▶ Instruction
Quote all of the data that follows exactly as written, skipping the images.

---------- Input rows

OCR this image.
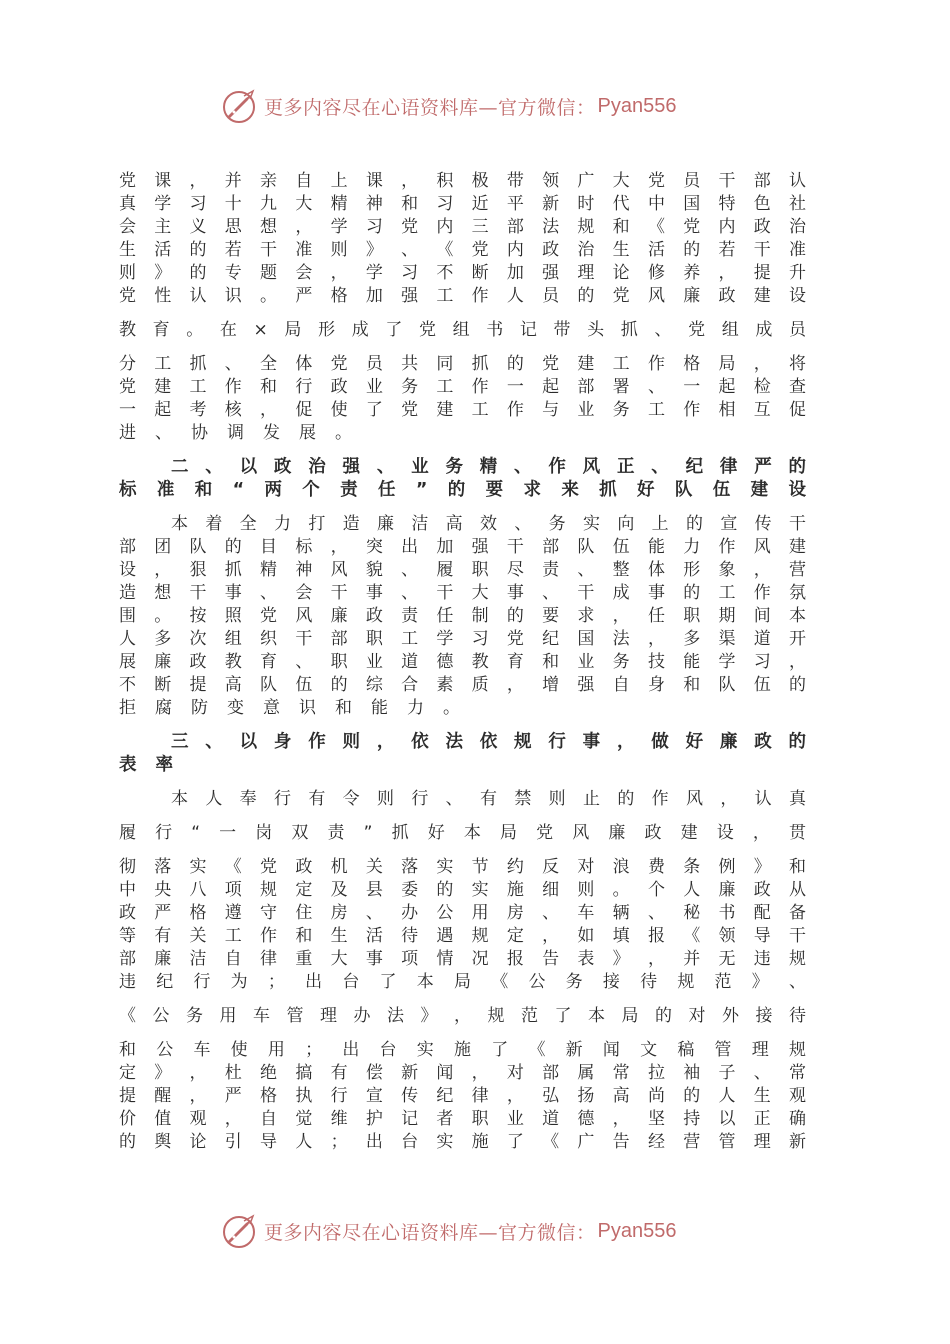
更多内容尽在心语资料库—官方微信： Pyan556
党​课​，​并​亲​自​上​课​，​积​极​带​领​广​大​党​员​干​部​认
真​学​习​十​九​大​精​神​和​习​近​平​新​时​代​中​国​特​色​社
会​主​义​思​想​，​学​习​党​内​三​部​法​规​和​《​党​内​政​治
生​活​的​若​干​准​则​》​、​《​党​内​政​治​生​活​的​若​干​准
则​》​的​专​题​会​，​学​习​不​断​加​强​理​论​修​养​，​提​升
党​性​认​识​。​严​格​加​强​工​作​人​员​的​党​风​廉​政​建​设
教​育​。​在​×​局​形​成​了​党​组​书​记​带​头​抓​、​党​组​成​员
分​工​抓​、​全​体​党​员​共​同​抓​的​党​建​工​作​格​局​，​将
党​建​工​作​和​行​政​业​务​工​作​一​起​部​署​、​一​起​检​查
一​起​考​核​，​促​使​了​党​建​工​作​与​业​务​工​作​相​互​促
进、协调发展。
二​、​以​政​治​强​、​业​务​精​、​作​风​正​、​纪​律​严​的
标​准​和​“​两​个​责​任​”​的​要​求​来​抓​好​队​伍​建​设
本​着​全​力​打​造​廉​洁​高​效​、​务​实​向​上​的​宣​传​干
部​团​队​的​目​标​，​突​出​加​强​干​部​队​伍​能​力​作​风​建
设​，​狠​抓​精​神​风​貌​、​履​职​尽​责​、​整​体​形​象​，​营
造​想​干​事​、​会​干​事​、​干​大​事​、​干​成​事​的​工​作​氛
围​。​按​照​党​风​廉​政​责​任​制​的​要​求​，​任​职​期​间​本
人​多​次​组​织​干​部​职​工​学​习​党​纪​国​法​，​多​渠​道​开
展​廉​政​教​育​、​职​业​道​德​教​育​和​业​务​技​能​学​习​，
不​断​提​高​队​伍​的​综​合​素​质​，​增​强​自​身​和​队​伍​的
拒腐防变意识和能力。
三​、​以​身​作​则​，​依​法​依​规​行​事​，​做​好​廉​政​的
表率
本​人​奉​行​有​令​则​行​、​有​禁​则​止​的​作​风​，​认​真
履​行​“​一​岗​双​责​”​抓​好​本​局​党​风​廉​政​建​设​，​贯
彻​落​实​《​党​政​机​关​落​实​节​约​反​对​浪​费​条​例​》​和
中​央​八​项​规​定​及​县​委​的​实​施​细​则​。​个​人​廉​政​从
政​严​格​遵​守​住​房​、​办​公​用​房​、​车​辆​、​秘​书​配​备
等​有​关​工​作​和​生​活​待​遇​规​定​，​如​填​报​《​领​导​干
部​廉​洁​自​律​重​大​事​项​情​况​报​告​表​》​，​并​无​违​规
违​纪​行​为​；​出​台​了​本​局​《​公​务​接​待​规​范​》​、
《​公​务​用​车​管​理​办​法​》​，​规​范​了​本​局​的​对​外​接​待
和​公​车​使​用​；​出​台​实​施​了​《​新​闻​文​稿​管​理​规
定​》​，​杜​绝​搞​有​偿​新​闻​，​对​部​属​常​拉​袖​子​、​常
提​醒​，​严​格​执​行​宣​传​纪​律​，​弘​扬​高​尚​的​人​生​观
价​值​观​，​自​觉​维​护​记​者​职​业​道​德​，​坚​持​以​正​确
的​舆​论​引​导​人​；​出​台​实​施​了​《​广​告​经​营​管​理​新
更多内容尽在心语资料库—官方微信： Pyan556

--------------------

▶ Output for this exercise
OCR this image.
更多内容尽在心语资料库—官方微信： Pyan556
党​课​，​并​亲​自​上​课​，​积​极​带​领​广​大​党​员​干​部​认
真​学​习​十​九​大​精​神​和​习​近​平​新​时​代​中​国​特​色​社
会​主​义​思​想​，​学​习​党​内​三​部​法​规​和​《​党​内​政​治
生​活​的​若​干​准​则​》​、​《​党​内​政​治​生​活​的​若​干​准
则​》​的​专​题​会​，​学​习​不​断​加​强​理​论​修​养​，​提​升
党​性​认​识​。​严​格​加​强​工​作​人​员​的​党​风​廉​政​建​设
教​育​。​在​×​局​形​成​了​党​组​书​记​带​头​抓​、​党​组​成​员
分​工​抓​、​全​体​党​员​共​同​抓​的​党​建​工​作​格​局​，​将
党​建​工​作​和​行​政​业​务​工​作​一​起​部​署​、​一​起​检​查
一​起​考​核​，​促​使​了​党​建​工​作​与​业​务​工​作​相​互​促
进、协调发展。
二​、​以​政​治​强​、​业​务​精​、​作​风​正​、​纪​律​严​的
标​准​和​“​两​个​责​任​”​的​要​求​来​抓​好​队​伍​建​设
本​着​全​力​打​造​廉​洁​高​效​、​务​实​向​上​的​宣​传​干
部​团​队​的​目​标​，​突​出​加​强​干​部​队​伍​能​力​作​风​建
设​，​狠​抓​精​神​风​貌​、​履​职​尽​责​、​整​体​形​象​，​营
造​想​干​事​、​会​干​事​、​干​大​事​、​干​成​事​的​工​作​氛
围​。​按​照​党​风​廉​政​责​任​制​的​要​求​，​任​职​期​间​本
人​多​次​组​织​干​部​职​工​学​习​党​纪​国​法​，​多​渠​道​开
展​廉​政​教​育​、​职​业​道​德​教​育​和​业​务​技​能​学​习​，
不​断​提​高​队​伍​的​综​合​素​质​，​增​强​自​身​和​队​伍​的
拒腐防变意识和能力。
三​、​以​身​作​则​，​依​法​依​规​行​事​，​做​好​廉​政​的
表率
本​人​奉​行​有​令​则​行​、​有​禁​则​止​的​作​风​，​认​真
履​行​“​一​岗​双​责​”​抓​好​本​局​党​风​廉​政​建​设​，​贯
彻​落​实​《​党​政​机​关​落​实​节​约​反​对​浪​费​条​例​》​和
中​央​八​项​规​定​及​县​委​的​实​施​细​则​。​个​人​廉​政​从
政​严​格​遵​守​住​房​、​办​公​用​房​、​车​辆​、​秘​书​配​备
等​有​关​工​作​和​生​活​待​遇​规​定​，​如​填​报​《​领​导​干
部​廉​洁​自​律​重​大​事​项​情​况​报​告​表​》​，​并​无​违​规
违​纪​行​为​；​出​台​了​本​局​《​公​务​接​待​规​范​》​、
《​公​务​用​车​管​理​办​法​》​，​规​范​了​本​局​的​对​外​接​待
和​公​车​使​用​；​出​台​实​施​了​《​新​闻​文​稿​管​理​规
定​》​，​杜​绝​搞​有​偿​新​闻​，​对​部​属​常​拉​袖​子​、​常
提​醒​，​严​格​执​行​宣​传​纪​律​，​弘​扬​高​尚​的​人​生​观
价​值​观​，​自​觉​维​护​记​者​职​业​道​德​，​坚​持​以​正​确
的​舆​论​引​导​人​；​出​台​实​施​了​《​广​告​经​营​管​理​新
更多内容尽在心语资料库—官方微信： Pyan556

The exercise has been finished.